** begin RECORDS SHOWN **

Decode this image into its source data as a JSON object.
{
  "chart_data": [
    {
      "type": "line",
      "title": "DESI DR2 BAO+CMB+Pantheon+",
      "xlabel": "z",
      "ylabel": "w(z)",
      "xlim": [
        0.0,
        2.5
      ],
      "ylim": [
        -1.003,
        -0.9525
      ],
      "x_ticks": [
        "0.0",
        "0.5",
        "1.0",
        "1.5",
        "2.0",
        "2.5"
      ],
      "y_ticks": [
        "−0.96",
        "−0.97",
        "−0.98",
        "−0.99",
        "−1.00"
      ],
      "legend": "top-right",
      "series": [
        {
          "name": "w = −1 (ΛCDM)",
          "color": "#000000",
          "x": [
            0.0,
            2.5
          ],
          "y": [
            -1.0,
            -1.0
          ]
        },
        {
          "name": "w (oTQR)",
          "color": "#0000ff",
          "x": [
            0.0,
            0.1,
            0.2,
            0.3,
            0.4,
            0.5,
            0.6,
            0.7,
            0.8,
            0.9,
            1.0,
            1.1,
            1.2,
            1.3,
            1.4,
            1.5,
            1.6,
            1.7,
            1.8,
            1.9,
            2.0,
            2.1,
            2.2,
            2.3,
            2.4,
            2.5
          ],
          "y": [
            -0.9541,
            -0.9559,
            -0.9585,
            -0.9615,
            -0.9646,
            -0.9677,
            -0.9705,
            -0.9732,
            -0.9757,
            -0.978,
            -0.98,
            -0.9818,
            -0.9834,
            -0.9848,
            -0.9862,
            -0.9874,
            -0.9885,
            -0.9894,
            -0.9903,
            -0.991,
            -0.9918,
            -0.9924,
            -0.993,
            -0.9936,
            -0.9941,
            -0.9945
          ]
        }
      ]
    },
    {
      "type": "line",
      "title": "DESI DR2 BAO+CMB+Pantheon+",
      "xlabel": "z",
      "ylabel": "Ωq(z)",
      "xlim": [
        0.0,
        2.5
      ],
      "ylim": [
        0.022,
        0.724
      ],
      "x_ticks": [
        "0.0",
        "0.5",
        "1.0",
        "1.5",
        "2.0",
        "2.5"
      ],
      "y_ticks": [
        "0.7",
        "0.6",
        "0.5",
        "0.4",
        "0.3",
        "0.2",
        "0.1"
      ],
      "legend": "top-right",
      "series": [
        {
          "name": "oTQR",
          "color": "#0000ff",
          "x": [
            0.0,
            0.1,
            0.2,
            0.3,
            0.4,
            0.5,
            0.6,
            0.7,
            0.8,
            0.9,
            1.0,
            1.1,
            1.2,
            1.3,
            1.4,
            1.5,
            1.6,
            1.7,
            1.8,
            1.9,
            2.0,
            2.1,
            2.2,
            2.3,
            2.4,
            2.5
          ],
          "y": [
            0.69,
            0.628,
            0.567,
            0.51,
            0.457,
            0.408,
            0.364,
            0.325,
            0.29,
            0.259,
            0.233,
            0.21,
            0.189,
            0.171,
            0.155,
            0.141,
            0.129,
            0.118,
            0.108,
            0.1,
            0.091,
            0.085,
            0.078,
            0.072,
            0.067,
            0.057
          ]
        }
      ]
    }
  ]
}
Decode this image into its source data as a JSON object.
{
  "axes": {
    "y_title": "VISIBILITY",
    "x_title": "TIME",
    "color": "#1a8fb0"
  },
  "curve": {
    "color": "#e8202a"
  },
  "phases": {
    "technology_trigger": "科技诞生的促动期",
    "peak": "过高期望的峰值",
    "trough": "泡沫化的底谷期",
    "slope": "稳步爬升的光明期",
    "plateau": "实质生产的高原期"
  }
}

** end RECORDS SHOWN **

*GOAL OF THE EXERCISE*. Nothing in the data may differ; print all of it exactly as written.

*THE RESULT*.
Decode this image into its source data as a JSON object.
{
  "chart_data": [
    {
      "type": "line",
      "title": "DESI DR2 BAO+CMB+Pantheon+",
      "xlabel": "z",
      "ylabel": "w(z)",
      "xlim": [
        0.0,
        2.5
      ],
      "ylim": [
        -1.003,
        -0.9525
      ],
      "x_ticks": [
        "0.0",
        "0.5",
        "1.0",
        "1.5",
        "2.0",
        "2.5"
      ],
      "y_ticks": [
        "−0.96",
        "−0.97",
        "−0.98",
        "−0.99",
        "−1.00"
      ],
      "legend": "top-right",
      "series": [
        {
          "name": "w = −1 (ΛCDM)",
          "color": "#000000",
          "x": [
            0.0,
            2.5
          ],
          "y": [
            -1.0,
            -1.0
          ]
        },
        {
          "name": "w (oTQR)",
          "color": "#0000ff",
          "x": [
            0.0,
            0.1,
            0.2,
            0.3,
            0.4,
            0.5,
            0.6,
            0.7,
            0.8,
            0.9,
            1.0,
            1.1,
            1.2,
            1.3,
            1.4,
            1.5,
            1.6,
            1.7,
            1.8,
            1.9,
            2.0,
            2.1,
            2.2,
            2.3,
            2.4,
            2.5
          ],
          "y": [
            -0.9541,
            -0.9559,
            -0.9585,
            -0.9615,
            -0.9646,
            -0.9677,
            -0.9705,
            -0.9732,
            -0.9757,
            -0.978,
            -0.98,
            -0.9818,
            -0.9834,
            -0.9848,
            -0.9862,
            -0.9874,
            -0.9885,
            -0.9894,
            -0.9903,
            -0.991,
            -0.9918,
            -0.9924,
            -0.993,
            -0.9936,
            -0.9941,
            -0.9945
          ]
        }
      ]
    },
    {
      "type": "line",
      "title": "DESI DR2 BAO+CMB+Pantheon+",
      "xlabel": "z",
      "ylabel": "Ωq(z)",
      "xlim": [
        0.0,
        2.5
      ],
      "ylim": [
        0.022,
        0.724
      ],
      "x_ticks": [
        "0.0",
        "0.5",
        "1.0",
        "1.5",
        "2.0",
        "2.5"
      ],
      "y_ticks": [
        "0.7",
        "0.6",
        "0.5",
        "0.4",
        "0.3",
        "0.2",
        "0.1"
      ],
      "legend": "top-right",
      "series": [
        {
          "name": "oTQR",
          "color": "#0000ff",
          "x": [
            0.0,
            0.1,
            0.2,
            0.3,
            0.4,
            0.5,
            0.6,
            0.7,
            0.8,
            0.9,
            1.0,
            1.1,
            1.2,
            1.3,
            1.4,
            1.5,
            1.6,
            1.7,
            1.8,
            1.9,
            2.0,
            2.1,
            2.2,
            2.3,
            2.4,
            2.5
          ],
          "y": [
            0.69,
            0.628,
            0.567,
            0.51,
            0.457,
            0.408,
            0.364,
            0.325,
            0.29,
            0.259,
            0.233,
            0.21,
            0.189,
            0.171,
            0.155,
            0.141,
            0.129,
            0.118,
            0.108,
            0.1,
            0.091,
            0.085,
            0.078,
            0.072,
            0.067,
            0.057
          ]
        }
      ]
    }
  ]
}
Decode this image into its source data as a JSON object.
{
  "axes": {
    "y_title": "VISIBILITY",
    "x_title": "TIME",
    "color": "#1a8fb0"
  },
  "curve": {
    "color": "#e8202a"
  },
  "phases": {
    "technology_trigger": "科技诞生的促动期",
    "peak": "过高期望的峰值",
    "trough": "泡沫化的底谷期",
    "slope": "稳步爬升的光明期",
    "plateau": "实质生产的高原期"
  }
}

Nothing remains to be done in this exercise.